* SET TASK *
Reproduce the data below word for word, leaving out the pictures.

-------- RECORDS FOR PROCESSING

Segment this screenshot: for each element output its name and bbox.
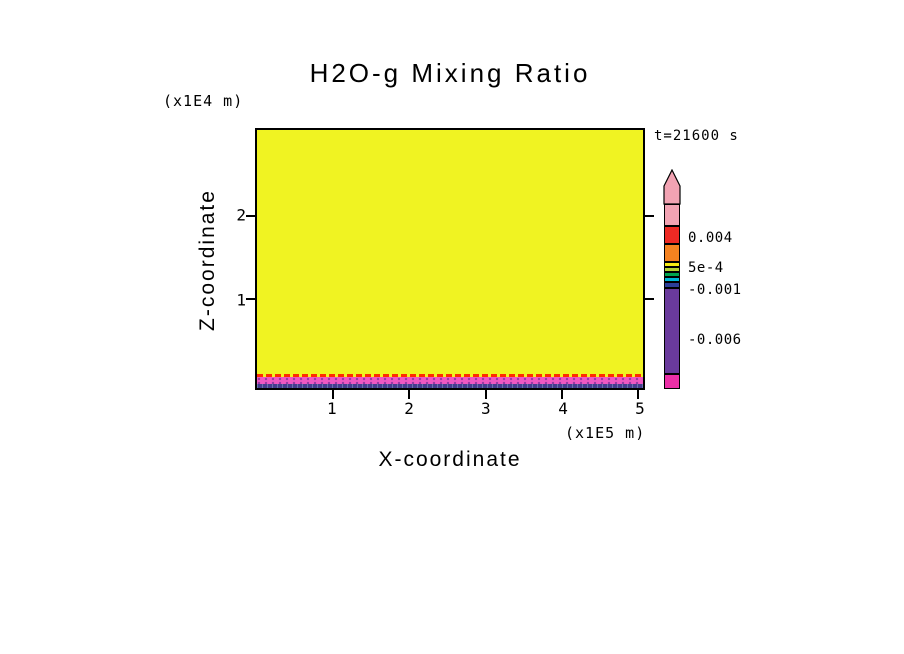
z-tick-mark (246, 214, 255, 217)
colorbar (664, 204, 680, 389)
colorbar-segment (664, 288, 680, 374)
x-tick-label: 4 (558, 399, 568, 418)
colorbar-segment (664, 272, 680, 277)
x-tick-mark (636, 390, 639, 399)
z-tick-label: 1 (236, 290, 246, 310)
z-tick-mark (645, 298, 654, 301)
field-yellow-region (257, 130, 643, 388)
z-tick-mark (246, 298, 255, 301)
x-tick-label: 3 (481, 399, 491, 418)
colorbar-tick-label: -0.001 (688, 282, 742, 298)
x-axis-title: X-coordinate (378, 448, 522, 471)
colorbar-segment (664, 204, 680, 226)
x-tick-labels: 1 2 3 4 5 (255, 399, 645, 419)
colorbar-segment (664, 244, 680, 262)
colorbar-tick-label: 0.004 (688, 230, 733, 246)
colorbar-segment (664, 267, 680, 272)
colorbar-tick-label: -0.006 (688, 332, 742, 348)
x-tick-label: 5 (635, 399, 645, 418)
z-axis-unit-label: (x1E4 m) (163, 92, 244, 110)
colorbar-arrow-shape (663, 169, 681, 205)
colorbar-arrow-icon (663, 169, 681, 205)
colorbar-segment (664, 282, 680, 288)
z-tick-mark (645, 214, 654, 217)
x-tick-mark (408, 390, 411, 399)
contour-band-dark-purple (257, 384, 643, 388)
x-tick-mark (560, 390, 563, 399)
colorbar-segment (664, 262, 680, 267)
contour-band-magenta (257, 377, 643, 384)
x-tick-mark (484, 390, 487, 399)
plot-area (246, 128, 654, 399)
plot-title: H2O-g Mixing Ratio (309, 58, 591, 88)
colorbar-segment (664, 374, 680, 389)
x-tick-mark (332, 390, 335, 399)
x-tick-label: 2 (404, 399, 414, 418)
contour-band-red (257, 374, 643, 377)
colorbar-tick-label: 5e-4 (688, 260, 724, 276)
z-tick-label: 2 (236, 205, 246, 225)
x-axis-unit-label: (x1E5 m) (565, 424, 646, 442)
colorbar-segment (664, 226, 680, 244)
time-annotation: t=21600 s (654, 128, 739, 144)
z-axis-title: Z-coordinate (196, 189, 219, 331)
colorbar-segment (664, 277, 680, 282)
x-tick-label: 1 (327, 399, 337, 418)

----------------

* WRITTEN RESPONSE *
Segment this screenshot: for each element output its name and bbox.
z-tick-mark (246, 214, 255, 217)
colorbar (664, 204, 680, 389)
colorbar-segment (664, 288, 680, 374)
x-tick-label: 4 (558, 399, 568, 418)
colorbar-segment (664, 272, 680, 277)
x-tick-mark (636, 390, 639, 399)
z-tick-label: 1 (236, 290, 246, 310)
z-tick-mark (645, 298, 654, 301)
field-yellow-region (257, 130, 643, 388)
z-tick-mark (246, 298, 255, 301)
x-tick-label: 3 (481, 399, 491, 418)
colorbar-tick-label: -0.001 (688, 282, 742, 298)
x-axis-title: X-coordinate (378, 448, 522, 471)
colorbar-segment (664, 204, 680, 226)
x-tick-labels: 1 2 3 4 5 (255, 399, 645, 419)
colorbar-segment (664, 244, 680, 262)
colorbar-tick-label: 0.004 (688, 230, 733, 246)
colorbar-segment (664, 267, 680, 272)
colorbar-tick-label: -0.006 (688, 332, 742, 348)
x-tick-label: 5 (635, 399, 645, 418)
z-axis-unit-label: (x1E4 m) (163, 92, 244, 110)
colorbar-arrow-shape (663, 169, 681, 205)
colorbar-arrow-icon (663, 169, 681, 205)
colorbar-segment (664, 282, 680, 288)
z-tick-mark (645, 214, 654, 217)
x-tick-mark (408, 390, 411, 399)
contour-band-dark-purple (257, 384, 643, 388)
x-tick-mark (560, 390, 563, 399)
colorbar-segment (664, 262, 680, 267)
contour-band-magenta (257, 377, 643, 384)
x-tick-mark (484, 390, 487, 399)
plot-area (246, 128, 654, 399)
plot-title: H2O-g Mixing Ratio (309, 58, 591, 88)
colorbar-segment (664, 374, 680, 389)
x-tick-mark (332, 390, 335, 399)
x-tick-label: 2 (404, 399, 414, 418)
contour-band-red (257, 374, 643, 377)
colorbar-tick-label: 5e-4 (688, 260, 724, 276)
z-tick-label: 2 (236, 205, 246, 225)
x-axis-unit-label: (x1E5 m) (565, 424, 646, 442)
colorbar-segment (664, 226, 680, 244)
time-annotation: t=21600 s (654, 128, 739, 144)
z-axis-title: Z-coordinate (196, 189, 219, 331)
colorbar-segment (664, 277, 680, 282)
x-tick-label: 1 (327, 399, 337, 418)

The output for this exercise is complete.